#### [Extract]

7. Cross-Agent Privilege Escalation
Security researcher Johann Rehberger demonstrated how one compromised agent can "free" another by modifying its configuration files.
An indirect prompt injection hijacks GitHub Copilot, which writes to Claude's MCP config adding a malicious server. When the developer switches to Claude Code, the new configuration executes—achieving code execution across agent boundaries without exploiting either agent directly.
Academic research quantifies this: LLMs that resist direct malicious commands execute identical payloads when requested by peer agents. Only 1 of 17 tested models (5.9%) resisted all cross-agent attack vectors.
→ Defend: Isolate agent configurations. Implement integrity monitoring for config files. Treat agent-to-agent communication as untrusted by default.
8. Command Injection in Server Implementations
Research found 43% of MCP implementations vulnerable to command injection. The pattern is consistent: servers pass user inputs to shell commands or database queries without adequate sanitization.
The filesystem server—perhaps the most commonly deployed MCP server—shipped with both path traversal (CVE-2025-53110) and symlink bypass (CVE-2025-53109) vulnerabilities, allowing attackers to escape directory restrictions and access arbitrary system files.
→ Defend: Never shell out with user-controlled inputs. Use parameterized queries exclusively. Implement allowlists for file paths and system operations.
9. Shadow MCP Servers and Supply Chain Compromise
The Smithery.ai breach exposed 3,000+ hosted MCP servers through a single path traversal vulnerability. Platform trust doesn't guarantee server security.
Shadow MCP servers—unauthorized instances deployed by individual developers—operate outside governance entirely. They generate no audit trails, follow no credential policies, and often connect to production systems with excessive permissions.
→ Defend: Maintain an internal registry of approved MCP servers with cryptographic verification. Block unauthorized server connections at the network level. Scan for shadow deployments continuously.
10. The Audit Gap
Most MCP deployments cannot answer basic questions: Which tools were invoked? What data was accessed? What prompted each action?

#### [Given records]
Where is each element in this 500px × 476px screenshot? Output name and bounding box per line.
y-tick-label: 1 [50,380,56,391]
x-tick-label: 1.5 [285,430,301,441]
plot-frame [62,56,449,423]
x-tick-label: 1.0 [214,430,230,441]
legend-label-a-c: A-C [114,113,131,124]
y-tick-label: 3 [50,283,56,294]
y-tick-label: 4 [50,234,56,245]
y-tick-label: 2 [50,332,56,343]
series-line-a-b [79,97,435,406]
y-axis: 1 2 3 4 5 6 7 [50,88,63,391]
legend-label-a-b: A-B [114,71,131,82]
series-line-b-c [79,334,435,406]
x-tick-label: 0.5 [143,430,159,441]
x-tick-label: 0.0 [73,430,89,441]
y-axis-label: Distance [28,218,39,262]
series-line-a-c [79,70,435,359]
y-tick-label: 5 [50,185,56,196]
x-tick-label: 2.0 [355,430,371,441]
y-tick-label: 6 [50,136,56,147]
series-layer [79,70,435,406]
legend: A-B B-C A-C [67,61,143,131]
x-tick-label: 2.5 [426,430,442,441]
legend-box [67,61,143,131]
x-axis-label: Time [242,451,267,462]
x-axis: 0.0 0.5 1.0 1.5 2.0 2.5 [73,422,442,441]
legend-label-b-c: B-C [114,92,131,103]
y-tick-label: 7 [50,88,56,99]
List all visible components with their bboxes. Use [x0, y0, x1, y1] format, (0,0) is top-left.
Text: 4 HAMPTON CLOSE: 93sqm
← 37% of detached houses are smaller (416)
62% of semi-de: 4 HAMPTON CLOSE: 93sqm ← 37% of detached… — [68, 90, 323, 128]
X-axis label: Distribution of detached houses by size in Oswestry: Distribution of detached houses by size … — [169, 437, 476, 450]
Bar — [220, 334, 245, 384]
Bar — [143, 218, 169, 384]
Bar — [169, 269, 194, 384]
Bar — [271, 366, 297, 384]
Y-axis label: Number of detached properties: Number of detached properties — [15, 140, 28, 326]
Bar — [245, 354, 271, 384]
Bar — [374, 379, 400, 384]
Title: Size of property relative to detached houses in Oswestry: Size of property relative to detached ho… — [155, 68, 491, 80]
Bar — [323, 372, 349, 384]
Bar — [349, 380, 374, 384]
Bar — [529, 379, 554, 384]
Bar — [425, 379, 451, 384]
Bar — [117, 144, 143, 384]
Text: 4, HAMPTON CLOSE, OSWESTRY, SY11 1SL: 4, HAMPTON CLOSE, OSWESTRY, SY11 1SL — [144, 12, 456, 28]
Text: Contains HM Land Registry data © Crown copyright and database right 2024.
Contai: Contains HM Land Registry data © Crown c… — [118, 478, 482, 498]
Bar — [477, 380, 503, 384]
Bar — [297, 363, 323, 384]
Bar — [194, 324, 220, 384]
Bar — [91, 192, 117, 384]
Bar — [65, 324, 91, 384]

#### [Brief]
Retype the MCP security text above in full, word for word.

#### [Exercise answer]
7. Cross-Agent Privilege Escalation
Security researcher Johann Rehberger demonstrated how one compromised agent can "free" another by modifying its configuration files.
An indirect prompt injection hijacks GitHub Copilot, which writes to Claude's MCP config adding a malicious server. When the developer switches to Claude Code, the new configuration executes—achieving code execution across agent boundaries without exploiting either agent directly.
Academic research quantifies this: LLMs that resist direct malicious commands execute identical payloads when requested by peer agents. Only 1 of 17 tested models (5.9%) resisted all cross-agent attack vectors.
→ Defend: Isolate agent configurations. Implement integrity monitoring for config files. Treat agent-to-agent communication as untrusted by default.
8. Command Injection in Server Implementations
Research found 43% of MCP implementations vulnerable to command injection. The pattern is consistent: servers pass user inputs to shell commands or database queries without adequate sanitization.
The filesystem server—perhaps the most commonly deployed MCP server—shipped with both path traversal (CVE-2025-53110) and symlink bypass (CVE-2025-53109) vulnerabilities, allowing attackers to escape directory restrictions and access arbitrary system files.
→ Defend: Never shell out with user-controlled inputs. Use parameterized queries exclusively. Implement allowlists for file paths and system operations.
9. Shadow MCP Servers and Supply Chain Compromise
The Smithery.ai breach exposed 3,000+ hosted MCP servers through a single path traversal vulnerability. Platform trust doesn't guarantee server security.
Shadow MCP servers—unauthorized instances deployed by individual developers—operate outside governance entirely. They generate no audit trails, follow no credential policies, and often connect to production systems with excessive permissions.
→ Defend: Maintain an internal registry of approved MCP servers with cryptographic verification. Block unauthorized server connections at the network level. Scan for shadow deployments continuously.
10. The Audit Gap
Most MCP deployments cannot answer basic questions: Which tools were invoked? What data was accessed? What prompted each action?